Brano da leggere –

---

In Inghilterra nasce la prima “università senza giornali di destra”. E anche Lego li boicotta
“Sessisti”, “razzisti”, “islamofobi”, “populisti”: queste le accuse alle testate che hanno perso il diritto di circolare fra i membri delle chattering classes britanniche. Yes, i tabloid sono più pericolosi dell’Isis
Sembra un periodo d’oro per la libertà di parola. Più di un miliardo di tweet, altrettanti post su Facebook e aggiornamenti di blog. Tuttavia scrivere e parlare fuori dal seminato sta diventando sempre più pericoloso. Ne sanno qualcosa alla City University di Londra, una delle principali università del Regno Unito, il cui campus ospita anche la più importante scuola di giornalismo. Alcuni giorni fa, l’ateneo ha votato per mettere al bando una serie di tabloid conservatori: Sun, Daily Mail ed Express. E’ la mozione su come “opporsi al fascismo e alla divisione sociale”. “Sessisti”, “razzisti”, “islamofobi”, “populisti”: queste le accuse alle testate inglesi che hanno perso il diritto di circolare fra i membri delle chattering classes britanniche. Così studenti e professori alla City University hanno imposto il divieto. Contro la mozione le organizzazioni per la libertà di parola, come l’Index on Censorship, il cui direttore, Jodie Ginsberg, ha detto che “la gente deve essere libera di scegliere cosa leggere”. George Brock, ex direttore della Scuola di giornalismo della City University, ha parlato di decisione “stupida, illiberale e senza senso”. E Dominic Ponsford, direttore della Press Gazette, parla apertamente di “censura”.

---

Sezione dati –
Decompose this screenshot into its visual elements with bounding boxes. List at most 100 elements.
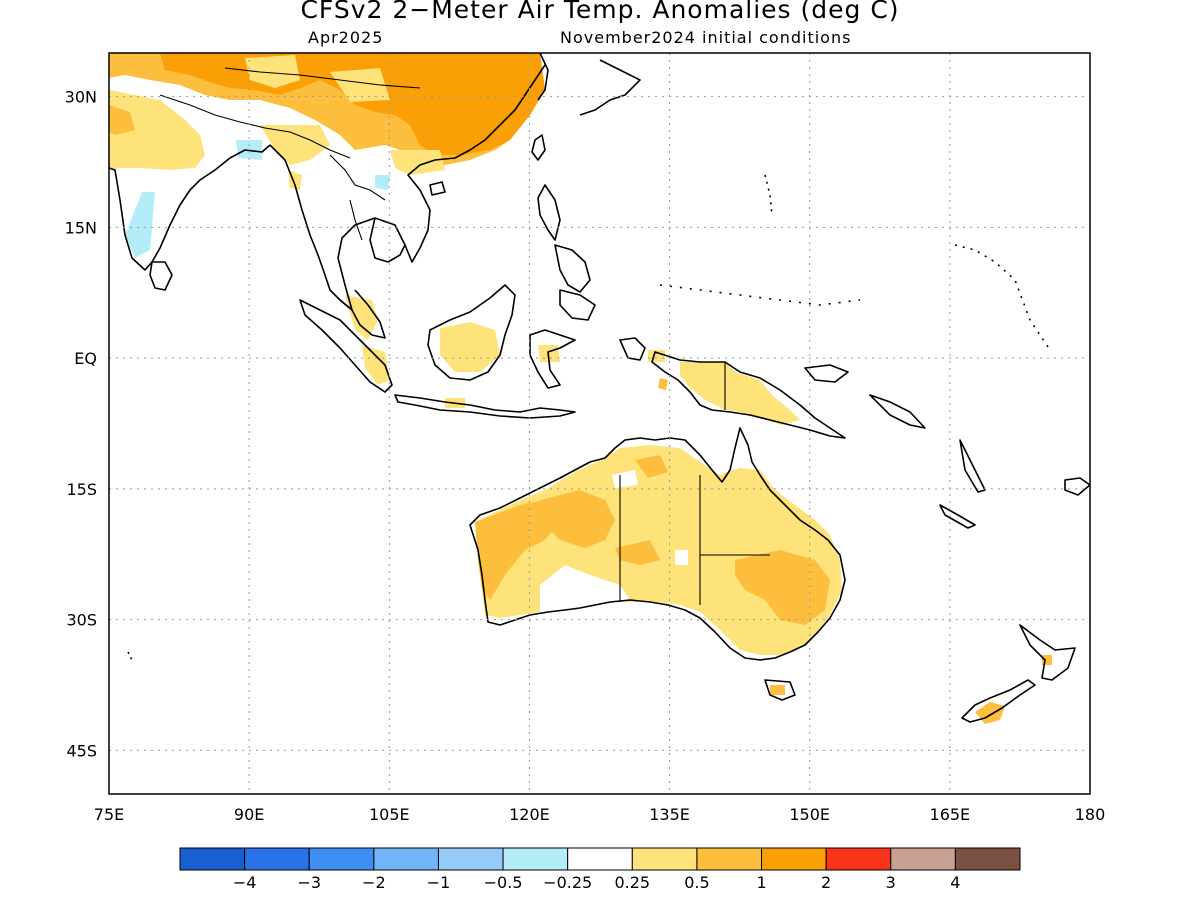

---

Obiettivi –
a: Riporta tutte le accuse che, secondo il brano sulla City University, vengono rivolte alle testate inglesi.
b: Traduci in inglese questa frase del brano sulla City University: «Alcuni giorni fa, l’ateneo ha votato per mettere al bando una serie di tabloid conservatori: Sun, Daily Mail ed Express.»

Soluzioni in ordine –
a: Sessisti, razzisti, islamofobi, populisti.

b: A few days ago, the university voted to ban a number of conservative tabloids: the Sun, the Daily Mail and the Express.